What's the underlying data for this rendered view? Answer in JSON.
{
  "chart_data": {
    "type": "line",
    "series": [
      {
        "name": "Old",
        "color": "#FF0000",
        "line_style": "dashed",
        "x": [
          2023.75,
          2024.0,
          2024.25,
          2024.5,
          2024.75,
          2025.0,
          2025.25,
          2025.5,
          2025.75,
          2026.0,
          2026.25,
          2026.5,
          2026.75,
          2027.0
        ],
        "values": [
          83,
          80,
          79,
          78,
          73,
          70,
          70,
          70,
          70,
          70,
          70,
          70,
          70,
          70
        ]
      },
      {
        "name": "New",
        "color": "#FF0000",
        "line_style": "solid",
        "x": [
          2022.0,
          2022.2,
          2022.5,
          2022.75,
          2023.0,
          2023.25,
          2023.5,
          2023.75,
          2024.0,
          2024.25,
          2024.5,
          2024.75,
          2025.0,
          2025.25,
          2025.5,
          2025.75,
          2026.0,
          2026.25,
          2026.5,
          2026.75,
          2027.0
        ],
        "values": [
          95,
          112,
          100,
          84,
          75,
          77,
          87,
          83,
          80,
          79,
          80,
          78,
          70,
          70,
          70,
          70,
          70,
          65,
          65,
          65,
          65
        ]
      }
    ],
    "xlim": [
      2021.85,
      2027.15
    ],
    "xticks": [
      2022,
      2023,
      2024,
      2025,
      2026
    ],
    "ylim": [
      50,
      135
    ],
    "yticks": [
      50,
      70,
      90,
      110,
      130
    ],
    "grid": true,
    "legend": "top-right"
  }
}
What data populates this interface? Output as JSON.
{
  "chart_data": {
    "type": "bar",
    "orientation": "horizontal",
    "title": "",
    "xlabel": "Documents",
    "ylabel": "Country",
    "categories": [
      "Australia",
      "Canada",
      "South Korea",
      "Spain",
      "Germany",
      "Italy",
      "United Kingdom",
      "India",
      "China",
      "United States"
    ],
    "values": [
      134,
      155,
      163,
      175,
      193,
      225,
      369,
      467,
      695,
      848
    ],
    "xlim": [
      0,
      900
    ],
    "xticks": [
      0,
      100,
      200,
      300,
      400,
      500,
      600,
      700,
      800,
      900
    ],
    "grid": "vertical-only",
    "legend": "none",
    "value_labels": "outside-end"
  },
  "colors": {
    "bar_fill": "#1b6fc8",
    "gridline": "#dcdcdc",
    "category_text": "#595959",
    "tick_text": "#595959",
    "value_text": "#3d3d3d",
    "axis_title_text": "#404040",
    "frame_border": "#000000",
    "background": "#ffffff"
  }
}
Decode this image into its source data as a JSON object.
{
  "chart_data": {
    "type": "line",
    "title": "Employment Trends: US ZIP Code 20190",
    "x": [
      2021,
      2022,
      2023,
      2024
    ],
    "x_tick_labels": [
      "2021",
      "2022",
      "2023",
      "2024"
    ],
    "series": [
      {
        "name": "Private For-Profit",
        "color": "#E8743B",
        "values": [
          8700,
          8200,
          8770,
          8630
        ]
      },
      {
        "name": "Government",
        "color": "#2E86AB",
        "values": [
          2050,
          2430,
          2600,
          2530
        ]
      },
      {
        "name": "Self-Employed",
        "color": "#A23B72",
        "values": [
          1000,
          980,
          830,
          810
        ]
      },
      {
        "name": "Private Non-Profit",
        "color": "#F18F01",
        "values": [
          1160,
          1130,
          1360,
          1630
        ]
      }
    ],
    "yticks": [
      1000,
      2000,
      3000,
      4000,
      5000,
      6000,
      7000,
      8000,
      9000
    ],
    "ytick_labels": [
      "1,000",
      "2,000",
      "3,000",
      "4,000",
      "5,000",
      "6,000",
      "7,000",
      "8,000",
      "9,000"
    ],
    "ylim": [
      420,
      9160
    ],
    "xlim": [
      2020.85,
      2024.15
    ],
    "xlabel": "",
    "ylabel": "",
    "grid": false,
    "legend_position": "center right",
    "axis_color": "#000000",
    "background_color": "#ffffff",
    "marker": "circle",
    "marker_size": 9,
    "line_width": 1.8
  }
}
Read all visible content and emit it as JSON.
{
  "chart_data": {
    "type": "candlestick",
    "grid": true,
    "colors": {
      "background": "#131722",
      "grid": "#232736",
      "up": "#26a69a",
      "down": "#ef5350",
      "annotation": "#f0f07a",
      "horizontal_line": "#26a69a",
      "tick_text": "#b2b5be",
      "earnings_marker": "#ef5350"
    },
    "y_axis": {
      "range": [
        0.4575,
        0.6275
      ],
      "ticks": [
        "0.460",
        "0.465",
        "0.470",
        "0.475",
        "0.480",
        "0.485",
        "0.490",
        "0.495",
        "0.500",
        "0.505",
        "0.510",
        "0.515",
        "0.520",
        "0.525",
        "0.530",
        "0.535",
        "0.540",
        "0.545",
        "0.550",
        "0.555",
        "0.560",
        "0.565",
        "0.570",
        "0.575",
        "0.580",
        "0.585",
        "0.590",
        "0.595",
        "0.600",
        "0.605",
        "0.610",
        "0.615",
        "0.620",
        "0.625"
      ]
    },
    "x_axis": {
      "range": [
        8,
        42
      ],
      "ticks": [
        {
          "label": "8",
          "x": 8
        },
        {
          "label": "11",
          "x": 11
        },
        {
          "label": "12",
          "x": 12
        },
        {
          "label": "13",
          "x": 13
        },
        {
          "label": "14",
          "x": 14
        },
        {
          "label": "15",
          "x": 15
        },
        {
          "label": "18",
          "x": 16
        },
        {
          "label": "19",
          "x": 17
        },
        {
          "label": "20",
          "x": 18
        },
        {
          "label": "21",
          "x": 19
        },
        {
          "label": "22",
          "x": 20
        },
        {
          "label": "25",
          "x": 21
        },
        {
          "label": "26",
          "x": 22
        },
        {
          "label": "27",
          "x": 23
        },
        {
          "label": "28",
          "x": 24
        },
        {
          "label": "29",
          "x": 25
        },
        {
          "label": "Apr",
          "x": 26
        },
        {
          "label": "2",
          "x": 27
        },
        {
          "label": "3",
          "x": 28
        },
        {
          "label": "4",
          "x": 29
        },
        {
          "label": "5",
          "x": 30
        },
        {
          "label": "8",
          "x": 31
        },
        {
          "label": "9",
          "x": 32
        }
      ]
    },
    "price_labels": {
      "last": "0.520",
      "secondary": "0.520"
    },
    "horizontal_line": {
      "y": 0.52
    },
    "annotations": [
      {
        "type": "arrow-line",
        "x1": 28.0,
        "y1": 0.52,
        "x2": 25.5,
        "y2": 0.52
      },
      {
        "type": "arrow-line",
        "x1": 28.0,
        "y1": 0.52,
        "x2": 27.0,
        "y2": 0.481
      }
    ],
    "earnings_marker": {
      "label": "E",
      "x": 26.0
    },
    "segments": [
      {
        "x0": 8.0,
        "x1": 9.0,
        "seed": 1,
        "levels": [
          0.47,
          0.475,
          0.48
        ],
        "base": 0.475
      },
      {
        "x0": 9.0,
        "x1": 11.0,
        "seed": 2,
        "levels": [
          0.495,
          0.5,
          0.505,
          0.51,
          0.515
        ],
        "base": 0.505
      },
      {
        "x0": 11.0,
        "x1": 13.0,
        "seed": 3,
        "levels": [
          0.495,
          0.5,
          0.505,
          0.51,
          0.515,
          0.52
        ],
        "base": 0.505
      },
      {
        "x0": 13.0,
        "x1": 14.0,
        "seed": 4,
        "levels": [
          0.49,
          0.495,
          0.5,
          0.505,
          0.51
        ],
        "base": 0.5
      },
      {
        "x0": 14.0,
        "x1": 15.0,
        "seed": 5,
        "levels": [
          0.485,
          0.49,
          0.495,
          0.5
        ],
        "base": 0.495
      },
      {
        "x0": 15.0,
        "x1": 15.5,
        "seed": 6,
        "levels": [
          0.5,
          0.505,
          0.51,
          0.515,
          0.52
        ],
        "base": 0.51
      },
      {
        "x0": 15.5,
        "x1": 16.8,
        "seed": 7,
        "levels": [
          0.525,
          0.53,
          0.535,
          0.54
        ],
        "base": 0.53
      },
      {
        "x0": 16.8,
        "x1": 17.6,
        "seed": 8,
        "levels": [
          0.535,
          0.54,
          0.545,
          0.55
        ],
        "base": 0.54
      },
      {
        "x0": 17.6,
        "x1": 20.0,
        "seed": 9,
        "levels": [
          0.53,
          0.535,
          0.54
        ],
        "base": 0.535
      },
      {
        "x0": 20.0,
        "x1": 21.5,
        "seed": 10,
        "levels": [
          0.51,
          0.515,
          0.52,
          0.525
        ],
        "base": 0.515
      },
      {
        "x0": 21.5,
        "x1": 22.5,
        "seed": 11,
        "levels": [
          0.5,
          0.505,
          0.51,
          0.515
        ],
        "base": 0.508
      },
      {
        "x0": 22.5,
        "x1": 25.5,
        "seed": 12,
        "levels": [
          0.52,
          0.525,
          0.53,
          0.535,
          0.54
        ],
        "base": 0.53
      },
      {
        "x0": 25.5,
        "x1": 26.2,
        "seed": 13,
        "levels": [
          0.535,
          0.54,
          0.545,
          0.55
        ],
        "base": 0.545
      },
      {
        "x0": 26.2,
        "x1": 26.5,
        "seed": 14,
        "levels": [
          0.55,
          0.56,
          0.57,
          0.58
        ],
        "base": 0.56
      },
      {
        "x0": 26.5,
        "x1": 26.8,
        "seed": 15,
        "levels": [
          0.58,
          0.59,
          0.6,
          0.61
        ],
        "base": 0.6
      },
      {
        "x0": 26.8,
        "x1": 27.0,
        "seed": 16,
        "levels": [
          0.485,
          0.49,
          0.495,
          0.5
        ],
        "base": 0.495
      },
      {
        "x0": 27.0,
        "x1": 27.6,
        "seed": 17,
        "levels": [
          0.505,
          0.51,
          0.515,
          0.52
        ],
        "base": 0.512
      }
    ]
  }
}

···

● Given problem:
Gather each line in the entries above where the string "this" is found.

● Answer:
What's the underlying data for this rendered view? Answer in JSON.
What data populates this interface? Output as JSON.
Decode this image into its source data as a JSON object.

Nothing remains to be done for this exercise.